▶ _Problem A_
Convert the records from the line containing "Patent image size: (765, 1353)." through the line containing "The fixed frame 54 is at (210, 672)." into a Markdown table with columns n and Line, one numbered row per line and blank lines left out.

-- START OF Extracted text --

UNITED STATES

SECURITIES AND EXCHANGE COMMISSION

WASHINGTON, DC 20549

 

FORM 8-K

 

CURRENT REPORT

PURSUANT TO SECTION 13 OR 15(d)

OF THE SECURITIES EXCHANGE ACT OF 1934

 

Date of report (Date of earliest event reported): August 13, 2018 (August 9, 2018)

 

SYNCHRONOSS TECHNOLOGIES, INC.

(Exact Name of Registrant as Specified in its Charter)

 

Delaware

 

000-52049

 

06-1594540

(State or Other Jurisdiction
of Incorporation)

 

(Commission
File Number)

 

(IRS Employer
Identification No.)

 

200 Crossing Boulevard, 8th Floor
Bridgewater, New Jersey

 


08807

(Address of Principal Executive Offices)

 

(Zip Code)

 

Registrant’s telephone number, including area code: (866) 620-3940

 

Not Applicable

(Former Name or Former Address, if Changed Since Last Report)

 

Check the appropriate box below if the Form 8-K filing is intended to simultaneously satisfy the filing obligation of the registrant under any of the following provisions:

 

o            Written communications pursuant to Rule 425 under the Securities Act (17 CFR 230.425)

 

o            Soliciting material pursuant to Rule 14a-12 under the Exchange Act (17 CFR 240.14a-12)

 

o            Pre-commencement communications pursuant to Rule 14d-2(b) under the Exchange Act (17 CFR 240.14d-2(b))

 

o            Pre-commencement communications pursuant to Rule 13e-4(c) under the Exchange Act (17 CFR 240.13e-4(c))

 

Indicate by check mark whether the registrant is an emerging growth company as defined in Rule 405 of the Securities Act of 1933 (§230.405 of this chapter) or Rule 12b-2 of the Securities Exchange Act of 1934 (§240.12b-2 of this chapter).

 

Emerging growth company o

 

If an emerging growth company, indicate by check mark if the registrant has elected not to use the extended transition period for complying with any new or revised financial accounting standards provided pursuant to Section 13(a) of the Exchange Act. o

 

 

 



 

Item 5.02. Departure of Directors or Certain Officers; Election of Directors; Appointment of Certain Officers; Compensatory Arrangements of Certain Officers.

-- END OF Extracted text --
-- START OF Raw data --

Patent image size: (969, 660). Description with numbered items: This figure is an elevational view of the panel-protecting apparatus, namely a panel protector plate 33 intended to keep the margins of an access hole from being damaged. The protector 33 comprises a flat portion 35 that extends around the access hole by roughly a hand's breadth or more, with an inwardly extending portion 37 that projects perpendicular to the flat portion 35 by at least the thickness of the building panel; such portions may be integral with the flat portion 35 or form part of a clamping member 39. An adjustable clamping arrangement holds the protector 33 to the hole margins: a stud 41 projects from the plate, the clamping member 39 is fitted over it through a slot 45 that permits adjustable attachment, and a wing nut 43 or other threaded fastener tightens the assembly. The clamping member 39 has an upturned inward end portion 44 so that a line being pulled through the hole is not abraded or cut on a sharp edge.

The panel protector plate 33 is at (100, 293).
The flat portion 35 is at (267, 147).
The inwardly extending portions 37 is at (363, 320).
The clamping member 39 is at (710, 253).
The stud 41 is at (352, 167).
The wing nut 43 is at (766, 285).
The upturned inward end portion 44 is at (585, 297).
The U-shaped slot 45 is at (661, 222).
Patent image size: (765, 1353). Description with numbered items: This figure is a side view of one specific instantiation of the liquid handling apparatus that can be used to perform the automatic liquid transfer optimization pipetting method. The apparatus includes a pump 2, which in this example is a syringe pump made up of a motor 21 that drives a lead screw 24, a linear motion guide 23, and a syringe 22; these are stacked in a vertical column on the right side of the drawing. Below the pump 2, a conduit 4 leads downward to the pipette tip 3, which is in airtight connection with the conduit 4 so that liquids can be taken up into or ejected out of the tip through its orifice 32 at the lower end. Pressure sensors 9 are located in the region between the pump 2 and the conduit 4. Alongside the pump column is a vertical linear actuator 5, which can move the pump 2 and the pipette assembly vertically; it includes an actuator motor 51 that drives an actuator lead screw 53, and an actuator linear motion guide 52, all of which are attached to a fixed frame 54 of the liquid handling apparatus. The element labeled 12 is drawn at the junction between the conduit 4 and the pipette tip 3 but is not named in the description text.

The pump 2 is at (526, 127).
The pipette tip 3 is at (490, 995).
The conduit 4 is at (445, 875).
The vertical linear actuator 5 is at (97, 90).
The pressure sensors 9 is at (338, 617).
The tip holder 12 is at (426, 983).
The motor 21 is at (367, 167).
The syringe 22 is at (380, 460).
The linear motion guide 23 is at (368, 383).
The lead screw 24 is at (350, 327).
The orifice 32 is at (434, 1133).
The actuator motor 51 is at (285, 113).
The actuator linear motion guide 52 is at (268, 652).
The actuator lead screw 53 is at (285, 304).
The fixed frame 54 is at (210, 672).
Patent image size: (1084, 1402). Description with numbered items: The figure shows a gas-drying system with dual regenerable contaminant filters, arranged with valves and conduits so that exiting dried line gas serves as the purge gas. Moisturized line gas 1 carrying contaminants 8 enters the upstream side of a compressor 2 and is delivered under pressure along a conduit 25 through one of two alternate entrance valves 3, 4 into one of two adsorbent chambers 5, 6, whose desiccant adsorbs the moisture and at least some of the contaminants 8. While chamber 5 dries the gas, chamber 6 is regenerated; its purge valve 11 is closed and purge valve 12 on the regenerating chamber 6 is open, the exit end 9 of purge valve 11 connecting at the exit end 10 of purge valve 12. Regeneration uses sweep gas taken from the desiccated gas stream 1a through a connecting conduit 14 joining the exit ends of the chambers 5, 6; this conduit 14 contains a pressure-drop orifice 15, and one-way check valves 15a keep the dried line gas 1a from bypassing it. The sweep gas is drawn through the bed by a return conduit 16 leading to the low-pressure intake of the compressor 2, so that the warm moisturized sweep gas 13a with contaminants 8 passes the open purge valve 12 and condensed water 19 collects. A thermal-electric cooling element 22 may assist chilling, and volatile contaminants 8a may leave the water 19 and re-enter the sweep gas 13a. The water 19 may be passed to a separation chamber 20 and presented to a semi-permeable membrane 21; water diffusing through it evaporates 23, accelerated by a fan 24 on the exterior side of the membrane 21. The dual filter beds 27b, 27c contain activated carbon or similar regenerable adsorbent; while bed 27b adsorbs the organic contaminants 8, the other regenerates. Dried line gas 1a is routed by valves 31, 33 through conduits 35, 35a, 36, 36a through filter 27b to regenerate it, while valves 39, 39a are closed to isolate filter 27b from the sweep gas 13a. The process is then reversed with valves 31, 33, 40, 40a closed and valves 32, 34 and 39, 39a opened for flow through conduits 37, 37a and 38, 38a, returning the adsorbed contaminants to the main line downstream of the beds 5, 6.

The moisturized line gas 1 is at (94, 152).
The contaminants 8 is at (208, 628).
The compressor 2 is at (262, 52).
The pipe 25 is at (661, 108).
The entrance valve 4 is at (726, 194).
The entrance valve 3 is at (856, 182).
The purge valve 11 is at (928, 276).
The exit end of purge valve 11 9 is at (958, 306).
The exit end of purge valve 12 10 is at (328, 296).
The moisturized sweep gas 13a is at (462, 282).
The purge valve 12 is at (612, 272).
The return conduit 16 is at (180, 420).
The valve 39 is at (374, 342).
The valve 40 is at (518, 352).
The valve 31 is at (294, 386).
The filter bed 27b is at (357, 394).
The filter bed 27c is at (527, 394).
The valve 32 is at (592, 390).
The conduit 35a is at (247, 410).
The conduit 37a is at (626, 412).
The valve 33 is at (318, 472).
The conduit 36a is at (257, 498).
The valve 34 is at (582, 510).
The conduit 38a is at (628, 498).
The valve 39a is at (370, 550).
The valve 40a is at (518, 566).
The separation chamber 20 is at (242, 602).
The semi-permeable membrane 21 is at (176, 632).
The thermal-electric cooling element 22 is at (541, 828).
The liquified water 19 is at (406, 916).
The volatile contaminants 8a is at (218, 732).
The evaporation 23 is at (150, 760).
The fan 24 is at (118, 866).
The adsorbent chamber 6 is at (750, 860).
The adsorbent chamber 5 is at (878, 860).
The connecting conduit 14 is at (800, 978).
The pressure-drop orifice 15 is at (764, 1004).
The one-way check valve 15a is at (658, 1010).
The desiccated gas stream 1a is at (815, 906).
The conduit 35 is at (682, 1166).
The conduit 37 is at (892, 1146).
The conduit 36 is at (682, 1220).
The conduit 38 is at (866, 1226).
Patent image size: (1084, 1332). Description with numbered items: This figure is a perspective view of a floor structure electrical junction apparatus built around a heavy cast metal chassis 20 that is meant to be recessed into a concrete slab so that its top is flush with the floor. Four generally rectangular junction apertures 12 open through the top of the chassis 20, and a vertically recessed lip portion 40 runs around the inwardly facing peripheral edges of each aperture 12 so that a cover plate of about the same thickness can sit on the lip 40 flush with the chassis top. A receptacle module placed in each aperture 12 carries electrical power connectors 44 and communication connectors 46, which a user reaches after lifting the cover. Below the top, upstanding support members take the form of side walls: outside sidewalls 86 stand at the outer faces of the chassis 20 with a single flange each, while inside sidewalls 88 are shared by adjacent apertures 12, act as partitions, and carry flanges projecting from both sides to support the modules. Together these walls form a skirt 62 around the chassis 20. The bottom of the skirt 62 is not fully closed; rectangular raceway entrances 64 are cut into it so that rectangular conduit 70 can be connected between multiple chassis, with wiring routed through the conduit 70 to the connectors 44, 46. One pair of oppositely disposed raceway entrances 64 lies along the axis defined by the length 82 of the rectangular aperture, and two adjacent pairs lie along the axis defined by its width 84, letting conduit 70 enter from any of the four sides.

-- END OF Raw data --

▶ _Problem B_
Give the stretch of the Form 8-K text from "(Former Name or" through "(17 CFR 230.425)" again, swapping "Written communications" for "Electronic communications".

▶ _Task response A_
| n | Line |
|---|---|
| 1 | Patent image size: (765, 1353). Description with numbered items: This figure is a side view of one specific instantiation of the liquid handling apparatus that can be used to perform the automatic liquid transfer optimization pipetting method. The apparatus includes a pump 2, which in this example is a syringe pump made up of a motor 21 that drives a lead screw 24, a linear motion guide 23, and a syringe 22; these are stacked in a vertical column on the right side of the drawing. Below the pump 2, a conduit 4 leads downward to the pipette tip 3, which is in airtight connection with the conduit 4 so that liquids can be taken up into or ejected out of the tip through its orifice 32 at the lower end. Pressure sensors 9 are located in the region between the pump 2 and the conduit 4. Alongside the pump column is a vertical linear actuator 5, which can move the pump 2 and the pipette assembly vertically; it includes an actuator motor 51 that drives an actuator lead screw 53, and an actuator linear motion guide 52, all of which are attached to a fixed frame 54 of the liquid handling apparatus. The element labeled 12 is drawn at the junction between the conduit 4 and the pipette tip 3 but is not named in the description text. |
| 2 | The pump 2 is at (526, 127). |
| 3 | The pipette tip 3 is at (490, 995). |
| 4 | The conduit 4 is at (445, 875). |
| 5 | The vertical linear actuator 5 is at (97, 90). |
| 6 | The pressure sensors 9 is at (338, 617). |
| 7 | The tip holder 12 is at (426, 983). |
| 8 | The motor 21 is at (367, 167). |
| 9 | The syringe 22 is at (380, 460). |
| 10 | The linear motion guide 23 is at (368, 383). |
| 11 | The lead screw 24 is at (350, 327). |
| 12 | The orifice 32 is at (434, 1133). |
| 13 | The actuator motor 51 is at (285, 113). |
| 14 | The actuator linear motion guide 52 is at (268, 652). |
| 15 | The actuator lead screw 53 is at (285, 304). |
| 16 | The fixed frame 54 is at (210, 672). |

▶ _Task response B_
(Former Name or Former Address, if Changed Since Last Report)

 

Check the appropriate box below if the Form 8-K filing is intended to simultaneously satisfy the filing obligation of the registrant under any of the following provisions:

 

o            Electronic communications pursuant to Rule 425 under the Securities Act (17 CFR 230.425)